#### Written request
Would you set down every entry shown below, precisely as written?

[Figure data in JSON]
───
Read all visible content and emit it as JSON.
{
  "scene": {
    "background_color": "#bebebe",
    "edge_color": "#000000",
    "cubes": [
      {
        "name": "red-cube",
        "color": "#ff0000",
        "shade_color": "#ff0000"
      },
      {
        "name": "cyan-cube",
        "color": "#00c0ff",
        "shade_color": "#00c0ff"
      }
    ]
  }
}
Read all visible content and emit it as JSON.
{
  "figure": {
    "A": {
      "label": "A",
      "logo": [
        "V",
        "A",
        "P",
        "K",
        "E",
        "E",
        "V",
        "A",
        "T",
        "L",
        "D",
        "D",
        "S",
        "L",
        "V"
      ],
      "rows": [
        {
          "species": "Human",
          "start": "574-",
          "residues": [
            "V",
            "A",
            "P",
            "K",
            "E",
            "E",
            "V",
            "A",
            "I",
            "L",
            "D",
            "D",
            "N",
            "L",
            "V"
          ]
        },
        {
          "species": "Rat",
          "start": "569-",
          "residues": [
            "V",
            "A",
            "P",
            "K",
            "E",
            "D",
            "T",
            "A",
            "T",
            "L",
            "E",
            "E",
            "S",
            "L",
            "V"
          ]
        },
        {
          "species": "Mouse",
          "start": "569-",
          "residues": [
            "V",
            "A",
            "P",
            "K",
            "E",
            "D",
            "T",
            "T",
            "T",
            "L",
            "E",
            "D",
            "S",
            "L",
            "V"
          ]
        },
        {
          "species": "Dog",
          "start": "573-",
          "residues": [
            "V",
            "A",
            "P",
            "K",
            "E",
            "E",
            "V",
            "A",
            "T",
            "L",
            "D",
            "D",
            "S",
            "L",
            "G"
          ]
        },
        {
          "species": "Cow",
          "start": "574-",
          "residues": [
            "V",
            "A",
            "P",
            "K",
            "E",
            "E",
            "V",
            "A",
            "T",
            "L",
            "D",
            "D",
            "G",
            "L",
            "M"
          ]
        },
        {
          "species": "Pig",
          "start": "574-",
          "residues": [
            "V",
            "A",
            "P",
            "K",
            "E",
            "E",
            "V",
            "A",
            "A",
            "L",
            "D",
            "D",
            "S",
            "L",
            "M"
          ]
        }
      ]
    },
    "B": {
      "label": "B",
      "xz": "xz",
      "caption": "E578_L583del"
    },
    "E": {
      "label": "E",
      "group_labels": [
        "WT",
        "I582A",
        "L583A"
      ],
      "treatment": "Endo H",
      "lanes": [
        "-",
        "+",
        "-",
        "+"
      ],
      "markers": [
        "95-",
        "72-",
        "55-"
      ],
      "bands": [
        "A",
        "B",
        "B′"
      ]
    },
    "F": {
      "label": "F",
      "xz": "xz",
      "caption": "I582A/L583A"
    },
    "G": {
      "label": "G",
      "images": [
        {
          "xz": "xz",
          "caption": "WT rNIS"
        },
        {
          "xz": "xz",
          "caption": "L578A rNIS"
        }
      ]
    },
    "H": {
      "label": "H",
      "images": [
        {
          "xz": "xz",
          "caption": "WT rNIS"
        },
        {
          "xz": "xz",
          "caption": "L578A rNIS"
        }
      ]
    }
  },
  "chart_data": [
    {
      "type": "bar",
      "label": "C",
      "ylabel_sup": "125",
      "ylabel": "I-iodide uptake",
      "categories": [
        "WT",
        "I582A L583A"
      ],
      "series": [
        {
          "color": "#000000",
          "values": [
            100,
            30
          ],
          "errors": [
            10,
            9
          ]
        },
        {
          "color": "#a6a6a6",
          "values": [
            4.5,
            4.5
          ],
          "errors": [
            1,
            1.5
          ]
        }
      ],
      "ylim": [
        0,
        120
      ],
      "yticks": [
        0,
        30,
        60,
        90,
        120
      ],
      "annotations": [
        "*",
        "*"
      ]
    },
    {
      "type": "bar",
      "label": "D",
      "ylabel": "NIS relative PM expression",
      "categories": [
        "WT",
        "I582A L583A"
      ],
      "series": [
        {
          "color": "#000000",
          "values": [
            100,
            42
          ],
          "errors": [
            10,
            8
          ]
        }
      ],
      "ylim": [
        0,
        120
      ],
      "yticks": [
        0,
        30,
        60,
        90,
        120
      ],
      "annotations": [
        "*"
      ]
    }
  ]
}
───
#### Written solution
Read all visible content and emit it as JSON.
{
  "scene": {
    "background_color": "#bebebe",
    "edge_color": "#000000",
    "cubes": [
      {
        "name": "red-cube",
        "color": "#ff0000",
        "shade_color": "#ff0000"
      },
      {
        "name": "cyan-cube",
        "color": "#00c0ff",
        "shade_color": "#00c0ff"
      }
    ]
  }
}
Read all visible content and emit it as JSON.
{
  "figure": {
    "A": {
      "label": "A",
      "logo": [
        "V",
        "A",
        "P",
        "K",
        "E",
        "E",
        "V",
        "A",
        "T",
        "L",
        "D",
        "D",
        "S",
        "L",
        "V"
      ],
      "rows": [
        {
          "species": "Human",
          "start": "574-",
          "residues": [
            "V",
            "A",
            "P",
            "K",
            "E",
            "E",
            "V",
            "A",
            "I",
            "L",
            "D",
            "D",
            "N",
            "L",
            "V"
          ]
        },
        {
          "species": "Rat",
          "start": "569-",
          "residues": [
            "V",
            "A",
            "P",
            "K",
            "E",
            "D",
            "T",
            "A",
            "T",
            "L",
            "E",
            "E",
            "S",
            "L",
            "V"
          ]
        },
        {
          "species": "Mouse",
          "start": "569-",
          "residues": [
            "V",
            "A",
            "P",
            "K",
            "E",
            "D",
            "T",
            "T",
            "T",
            "L",
            "E",
            "D",
            "S",
            "L",
            "V"
          ]
        },
        {
          "species": "Dog",
          "start": "573-",
          "residues": [
            "V",
            "A",
            "P",
            "K",
            "E",
            "E",
            "V",
            "A",
            "T",
            "L",
            "D",
            "D",
            "S",
            "L",
            "G"
          ]
        },
        {
          "species": "Cow",
          "start": "574-",
          "residues": [
            "V",
            "A",
            "P",
            "K",
            "E",
            "E",
            "V",
            "A",
            "T",
            "L",
            "D",
            "D",
            "G",
            "L",
            "M"
          ]
        },
        {
          "species": "Pig",
          "start": "574-",
          "residues": [
            "V",
            "A",
            "P",
            "K",
            "E",
            "E",
            "V",
            "A",
            "A",
            "L",
            "D",
            "D",
            "S",
            "L",
            "M"
          ]
        }
      ]
    },
    "B": {
      "label": "B",
      "xz": "xz",
      "caption": "E578_L583del"
    },
    "E": {
      "label": "E",
      "group_labels": [
        "WT",
        "I582A",
        "L583A"
      ],
      "treatment": "Endo H",
      "lanes": [
        "-",
        "+",
        "-",
        "+"
      ],
      "markers": [
        "95-",
        "72-",
        "55-"
      ],
      "bands": [
        "A",
        "B",
        "B′"
      ]
    },
    "F": {
      "label": "F",
      "xz": "xz",
      "caption": "I582A/L583A"
    },
    "G": {
      "label": "G",
      "images": [
        {
          "xz": "xz",
          "caption": "WT rNIS"
        },
        {
          "xz": "xz",
          "caption": "L578A rNIS"
        }
      ]
    },
    "H": {
      "label": "H",
      "images": [
        {
          "xz": "xz",
          "caption": "WT rNIS"
        },
        {
          "xz": "xz",
          "caption": "L578A rNIS"
        }
      ]
    }
  },
  "chart_data": [
    {
      "type": "bar",
      "label": "C",
      "ylabel_sup": "125",
      "ylabel": "I-iodide uptake",
      "categories": [
        "WT",
        "I582A L583A"
      ],
      "series": [
        {
          "color": "#000000",
          "values": [
            100,
            30
          ],
          "errors": [
            10,
            9
          ]
        },
        {
          "color": "#a6a6a6",
          "values": [
            4.5,
            4.5
          ],
          "errors": [
            1,
            1.5
          ]
        }
      ],
      "ylim": [
        0,
        120
      ],
      "yticks": [
        0,
        30,
        60,
        90,
        120
      ],
      "annotations": [
        "*",
        "*"
      ]
    },
    {
      "type": "bar",
      "label": "D",
      "ylabel": "NIS relative PM expression",
      "categories": [
        "WT",
        "I582A L583A"
      ],
      "series": [
        {
          "color": "#000000",
          "values": [
            100,
            42
          ],
          "errors": [
            10,
            8
          ]
        }
      ],
      "ylim": [
        0,
        120
      ],
      "yticks": [
        0,
        30,
        60,
        90,
        120
      ],
      "annotations": [
        "*"
      ]
    }
  ]
}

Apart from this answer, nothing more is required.